__TASK TO COMPLETE__
Where a line contains the word "Healthy", copy that line.

━━━━━ DATA SUPPLIED ━━━━━

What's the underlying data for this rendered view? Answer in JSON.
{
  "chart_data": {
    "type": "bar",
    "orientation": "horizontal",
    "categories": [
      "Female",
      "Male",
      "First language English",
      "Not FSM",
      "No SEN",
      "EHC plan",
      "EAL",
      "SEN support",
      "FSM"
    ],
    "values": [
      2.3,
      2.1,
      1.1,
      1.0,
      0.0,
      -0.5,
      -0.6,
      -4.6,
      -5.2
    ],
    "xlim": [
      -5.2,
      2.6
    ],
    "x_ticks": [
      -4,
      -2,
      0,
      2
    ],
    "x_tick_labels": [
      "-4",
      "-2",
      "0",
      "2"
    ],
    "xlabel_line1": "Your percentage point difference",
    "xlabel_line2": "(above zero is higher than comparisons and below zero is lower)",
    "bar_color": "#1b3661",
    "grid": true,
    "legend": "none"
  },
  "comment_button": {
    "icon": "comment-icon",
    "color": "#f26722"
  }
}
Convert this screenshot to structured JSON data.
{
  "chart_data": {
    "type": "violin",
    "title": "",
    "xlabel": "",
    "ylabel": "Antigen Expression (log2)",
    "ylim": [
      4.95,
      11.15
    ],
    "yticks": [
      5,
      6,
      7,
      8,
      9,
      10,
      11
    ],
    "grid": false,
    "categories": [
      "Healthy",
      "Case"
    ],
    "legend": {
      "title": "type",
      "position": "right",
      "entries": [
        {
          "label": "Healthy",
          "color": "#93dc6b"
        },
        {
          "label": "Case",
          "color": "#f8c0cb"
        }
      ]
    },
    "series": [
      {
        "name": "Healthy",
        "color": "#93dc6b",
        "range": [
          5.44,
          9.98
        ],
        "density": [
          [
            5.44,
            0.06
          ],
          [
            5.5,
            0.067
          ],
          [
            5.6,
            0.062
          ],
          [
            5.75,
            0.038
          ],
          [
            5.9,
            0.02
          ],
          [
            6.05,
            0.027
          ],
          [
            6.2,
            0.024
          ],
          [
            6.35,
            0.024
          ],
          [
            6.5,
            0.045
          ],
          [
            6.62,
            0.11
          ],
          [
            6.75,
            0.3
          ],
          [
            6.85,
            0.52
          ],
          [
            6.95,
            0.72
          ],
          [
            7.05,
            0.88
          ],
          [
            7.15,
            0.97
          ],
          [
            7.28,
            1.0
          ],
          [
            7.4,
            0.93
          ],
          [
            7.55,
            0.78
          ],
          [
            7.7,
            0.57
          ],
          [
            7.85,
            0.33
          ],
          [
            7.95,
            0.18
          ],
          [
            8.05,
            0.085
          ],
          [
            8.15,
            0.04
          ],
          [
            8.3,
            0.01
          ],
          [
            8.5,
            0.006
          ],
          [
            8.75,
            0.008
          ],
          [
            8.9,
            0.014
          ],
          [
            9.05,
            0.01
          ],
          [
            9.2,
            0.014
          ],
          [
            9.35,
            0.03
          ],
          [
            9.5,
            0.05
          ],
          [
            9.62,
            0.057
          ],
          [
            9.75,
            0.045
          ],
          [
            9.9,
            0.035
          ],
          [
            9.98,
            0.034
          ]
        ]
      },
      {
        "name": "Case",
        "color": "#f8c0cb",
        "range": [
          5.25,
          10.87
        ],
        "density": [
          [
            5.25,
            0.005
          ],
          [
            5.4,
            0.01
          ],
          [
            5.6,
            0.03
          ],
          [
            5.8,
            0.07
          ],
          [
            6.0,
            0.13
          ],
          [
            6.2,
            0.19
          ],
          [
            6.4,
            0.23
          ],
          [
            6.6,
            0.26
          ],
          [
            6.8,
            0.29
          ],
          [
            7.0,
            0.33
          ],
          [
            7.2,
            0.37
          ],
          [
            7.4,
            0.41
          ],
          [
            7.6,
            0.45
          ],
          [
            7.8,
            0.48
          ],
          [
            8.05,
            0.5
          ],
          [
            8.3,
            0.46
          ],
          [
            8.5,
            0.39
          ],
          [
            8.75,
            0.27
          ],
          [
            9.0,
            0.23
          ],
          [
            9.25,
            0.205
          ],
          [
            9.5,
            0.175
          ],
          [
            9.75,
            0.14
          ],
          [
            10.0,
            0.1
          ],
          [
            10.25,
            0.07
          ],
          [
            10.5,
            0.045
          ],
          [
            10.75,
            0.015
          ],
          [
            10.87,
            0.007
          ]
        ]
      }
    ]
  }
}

━━━━━

__RESULT__
      "Healthy",
          "label": "Healthy",
        "name": "Healthy",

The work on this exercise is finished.